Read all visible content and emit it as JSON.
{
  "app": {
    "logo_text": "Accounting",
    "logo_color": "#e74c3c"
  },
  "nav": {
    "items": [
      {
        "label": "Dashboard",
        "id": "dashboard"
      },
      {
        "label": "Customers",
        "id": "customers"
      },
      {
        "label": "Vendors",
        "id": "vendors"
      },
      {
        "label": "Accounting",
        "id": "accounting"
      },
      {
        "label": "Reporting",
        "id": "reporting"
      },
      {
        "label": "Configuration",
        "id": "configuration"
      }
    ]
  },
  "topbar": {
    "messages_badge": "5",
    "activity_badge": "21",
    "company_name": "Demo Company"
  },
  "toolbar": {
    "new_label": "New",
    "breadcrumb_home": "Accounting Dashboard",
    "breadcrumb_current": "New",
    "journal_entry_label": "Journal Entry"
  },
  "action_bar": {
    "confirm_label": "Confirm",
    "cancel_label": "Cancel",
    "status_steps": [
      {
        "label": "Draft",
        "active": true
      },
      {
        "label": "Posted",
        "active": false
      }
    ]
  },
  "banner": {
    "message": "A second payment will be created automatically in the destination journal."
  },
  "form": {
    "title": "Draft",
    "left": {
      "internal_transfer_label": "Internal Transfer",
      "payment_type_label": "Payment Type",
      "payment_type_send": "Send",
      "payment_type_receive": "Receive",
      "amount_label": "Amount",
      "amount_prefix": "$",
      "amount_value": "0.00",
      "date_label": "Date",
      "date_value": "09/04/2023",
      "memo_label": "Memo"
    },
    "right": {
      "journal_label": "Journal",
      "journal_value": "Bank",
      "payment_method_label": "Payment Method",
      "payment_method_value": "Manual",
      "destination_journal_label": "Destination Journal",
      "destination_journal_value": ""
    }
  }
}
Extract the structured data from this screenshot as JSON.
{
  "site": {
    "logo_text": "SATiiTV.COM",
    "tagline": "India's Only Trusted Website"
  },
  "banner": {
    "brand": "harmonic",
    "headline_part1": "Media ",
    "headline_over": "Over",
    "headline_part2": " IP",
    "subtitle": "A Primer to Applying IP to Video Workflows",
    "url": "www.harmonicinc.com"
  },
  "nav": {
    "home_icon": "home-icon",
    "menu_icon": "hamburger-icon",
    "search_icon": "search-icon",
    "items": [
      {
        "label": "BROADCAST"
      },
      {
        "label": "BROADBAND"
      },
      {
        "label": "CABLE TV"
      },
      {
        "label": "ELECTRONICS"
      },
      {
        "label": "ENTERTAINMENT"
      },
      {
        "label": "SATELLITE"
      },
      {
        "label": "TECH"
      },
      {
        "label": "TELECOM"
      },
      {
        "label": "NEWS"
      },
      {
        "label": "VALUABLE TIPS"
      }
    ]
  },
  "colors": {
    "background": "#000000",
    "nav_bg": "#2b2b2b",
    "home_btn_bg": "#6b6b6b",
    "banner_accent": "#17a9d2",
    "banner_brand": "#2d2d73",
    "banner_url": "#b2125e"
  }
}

=-=-=

PROBLEM REQUIREMENTS: Exactly reproduce every line found in the records.

COMPLETED TASK:
Read all visible content and emit it as JSON.
{
  "app": {
    "logo_text": "Accounting",
    "logo_color": "#e74c3c"
  },
  "nav": {
    "items": [
      {
        "label": "Dashboard",
        "id": "dashboard"
      },
      {
        "label": "Customers",
        "id": "customers"
      },
      {
        "label": "Vendors",
        "id": "vendors"
      },
      {
        "label": "Accounting",
        "id": "accounting"
      },
      {
        "label": "Reporting",
        "id": "reporting"
      },
      {
        "label": "Configuration",
        "id": "configuration"
      }
    ]
  },
  "topbar": {
    "messages_badge": "5",
    "activity_badge": "21",
    "company_name": "Demo Company"
  },
  "toolbar": {
    "new_label": "New",
    "breadcrumb_home": "Accounting Dashboard",
    "breadcrumb_current": "New",
    "journal_entry_label": "Journal Entry"
  },
  "action_bar": {
    "confirm_label": "Confirm",
    "cancel_label": "Cancel",
    "status_steps": [
      {
        "label": "Draft",
        "active": true
      },
      {
        "label": "Posted",
        "active": false
      }
    ]
  },
  "banner": {
    "message": "A second payment will be created automatically in the destination journal."
  },
  "form": {
    "title": "Draft",
    "left": {
      "internal_transfer_label": "Internal Transfer",
      "payment_type_label": "Payment Type",
      "payment_type_send": "Send",
      "payment_type_receive": "Receive",
      "amount_label": "Amount",
      "amount_prefix": "$",
      "amount_value": "0.00",
      "date_label": "Date",
      "date_value": "09/04/2023",
      "memo_label": "Memo"
    },
    "right": {
      "journal_label": "Journal",
      "journal_value": "Bank",
      "payment_method_label": "Payment Method",
      "payment_method_value": "Manual",
      "destination_journal_label": "Destination Journal",
      "destination_journal_value": ""
    }
  }
}
Extract the structured data from this screenshot as JSON.
{
  "site": {
    "logo_text": "SATiiTV.COM",
    "tagline": "India's Only Trusted Website"
  },
  "banner": {
    "brand": "harmonic",
    "headline_part1": "Media ",
    "headline_over": "Over",
    "headline_part2": " IP",
    "subtitle": "A Primer to Applying IP to Video Workflows",
    "url": "www.harmonicinc.com"
  },
  "nav": {
    "home_icon": "home-icon",
    "menu_icon": "hamburger-icon",
    "search_icon": "search-icon",
    "items": [
      {
        "label": "BROADCAST"
      },
      {
        "label": "BROADBAND"
      },
      {
        "label": "CABLE TV"
      },
      {
        "label": "ELECTRONICS"
      },
      {
        "label": "ENTERTAINMENT"
      },
      {
        "label": "SATELLITE"
      },
      {
        "label": "TECH"
      },
      {
        "label": "TELECOM"
      },
      {
        "label": "NEWS"
      },
      {
        "label": "VALUABLE TIPS"
      }
    ]
  },
  "colors": {
    "background": "#000000",
    "nav_bg": "#2b2b2b",
    "home_btn_bg": "#6b6b6b",
    "banner_accent": "#17a9d2",
    "banner_brand": "#2d2d73",
    "banner_url": "#b2125e"
  }
}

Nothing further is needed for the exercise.